┌────────

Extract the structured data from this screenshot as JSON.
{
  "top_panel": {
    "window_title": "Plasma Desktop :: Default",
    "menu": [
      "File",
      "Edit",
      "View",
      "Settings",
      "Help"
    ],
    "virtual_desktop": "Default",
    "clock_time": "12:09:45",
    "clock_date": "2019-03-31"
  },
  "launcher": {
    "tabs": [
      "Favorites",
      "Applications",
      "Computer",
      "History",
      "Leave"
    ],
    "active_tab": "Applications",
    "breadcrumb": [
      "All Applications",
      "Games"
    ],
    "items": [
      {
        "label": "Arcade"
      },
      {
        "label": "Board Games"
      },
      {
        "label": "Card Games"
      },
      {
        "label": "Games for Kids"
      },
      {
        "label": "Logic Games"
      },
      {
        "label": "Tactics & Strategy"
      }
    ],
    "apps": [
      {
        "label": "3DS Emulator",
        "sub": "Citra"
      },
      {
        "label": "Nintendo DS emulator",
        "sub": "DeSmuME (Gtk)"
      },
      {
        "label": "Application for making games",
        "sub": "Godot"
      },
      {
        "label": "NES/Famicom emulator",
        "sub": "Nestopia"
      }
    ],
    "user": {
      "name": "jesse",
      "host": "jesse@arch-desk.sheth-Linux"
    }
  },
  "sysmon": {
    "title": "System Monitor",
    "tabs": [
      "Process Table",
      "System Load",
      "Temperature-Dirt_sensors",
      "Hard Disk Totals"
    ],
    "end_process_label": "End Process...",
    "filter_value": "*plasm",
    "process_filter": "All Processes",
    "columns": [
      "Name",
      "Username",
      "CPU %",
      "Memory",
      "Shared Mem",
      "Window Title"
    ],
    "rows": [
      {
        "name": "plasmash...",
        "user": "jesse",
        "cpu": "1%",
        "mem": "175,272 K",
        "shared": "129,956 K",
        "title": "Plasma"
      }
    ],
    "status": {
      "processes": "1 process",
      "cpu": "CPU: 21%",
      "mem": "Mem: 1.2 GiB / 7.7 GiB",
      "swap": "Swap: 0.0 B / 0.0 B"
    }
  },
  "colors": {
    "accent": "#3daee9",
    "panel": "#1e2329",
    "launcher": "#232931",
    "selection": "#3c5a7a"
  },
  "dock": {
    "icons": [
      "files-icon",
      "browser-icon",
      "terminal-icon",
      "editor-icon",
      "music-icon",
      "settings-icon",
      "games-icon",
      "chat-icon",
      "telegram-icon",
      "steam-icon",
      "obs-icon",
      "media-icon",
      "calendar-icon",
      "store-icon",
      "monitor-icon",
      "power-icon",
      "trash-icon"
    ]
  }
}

└────────

▶ **Written instruction**
Take the lines above and print them exactly.

▶ **Reply to the task**
Extract the structured data from this screenshot as JSON.
{
  "top_panel": {
    "window_title": "Plasma Desktop :: Default",
    "menu": [
      "File",
      "Edit",
      "View",
      "Settings",
      "Help"
    ],
    "virtual_desktop": "Default",
    "clock_time": "12:09:45",
    "clock_date": "2019-03-31"
  },
  "launcher": {
    "tabs": [
      "Favorites",
      "Applications",
      "Computer",
      "History",
      "Leave"
    ],
    "active_tab": "Applications",
    "breadcrumb": [
      "All Applications",
      "Games"
    ],
    "items": [
      {
        "label": "Arcade"
      },
      {
        "label": "Board Games"
      },
      {
        "label": "Card Games"
      },
      {
        "label": "Games for Kids"
      },
      {
        "label": "Logic Games"
      },
      {
        "label": "Tactics & Strategy"
      }
    ],
    "apps": [
      {
        "label": "3DS Emulator",
        "sub": "Citra"
      },
      {
        "label": "Nintendo DS emulator",
        "sub": "DeSmuME (Gtk)"
      },
      {
        "label": "Application for making games",
        "sub": "Godot"
      },
      {
        "label": "NES/Famicom emulator",
        "sub": "Nestopia"
      }
    ],
    "user": {
      "name": "jesse",
      "host": "jesse@arch-desk.sheth-Linux"
    }
  },
  "sysmon": {
    "title": "System Monitor",
    "tabs": [
      "Process Table",
      "System Load",
      "Temperature-Dirt_sensors",
      "Hard Disk Totals"
    ],
    "end_process_label": "End Process...",
    "filter_value": "*plasm",
    "process_filter": "All Processes",
    "columns": [
      "Name",
      "Username",
      "CPU %",
      "Memory",
      "Shared Mem",
      "Window Title"
    ],
    "rows": [
      {
        "name": "plasmash...",
        "user": "jesse",
        "cpu": "1%",
        "mem": "175,272 K",
        "shared": "129,956 K",
        "title": "Plasma"
      }
    ],
    "status": {
      "processes": "1 process",
      "cpu": "CPU: 21%",
      "mem": "Mem: 1.2 GiB / 7.7 GiB",
      "swap": "Swap: 0.0 B / 0.0 B"
    }
  },
  "colors": {
    "accent": "#3daee9",
    "panel": "#1e2329",
    "launcher": "#232931",
    "selection": "#3c5a7a"
  },
  "dock": {
    "icons": [
      "files-icon",
      "browser-icon",
      "terminal-icon",
      "editor-icon",
      "music-icon",
      "settings-icon",
      "games-icon",
      "chat-icon",
      "telegram-icon",
      "steam-icon",
      "obs-icon",
      "media-icon",
      "calendar-icon",
      "store-icon",
      "monitor-icon",
      "power-icon",
      "trash-icon"
    ]
  }
}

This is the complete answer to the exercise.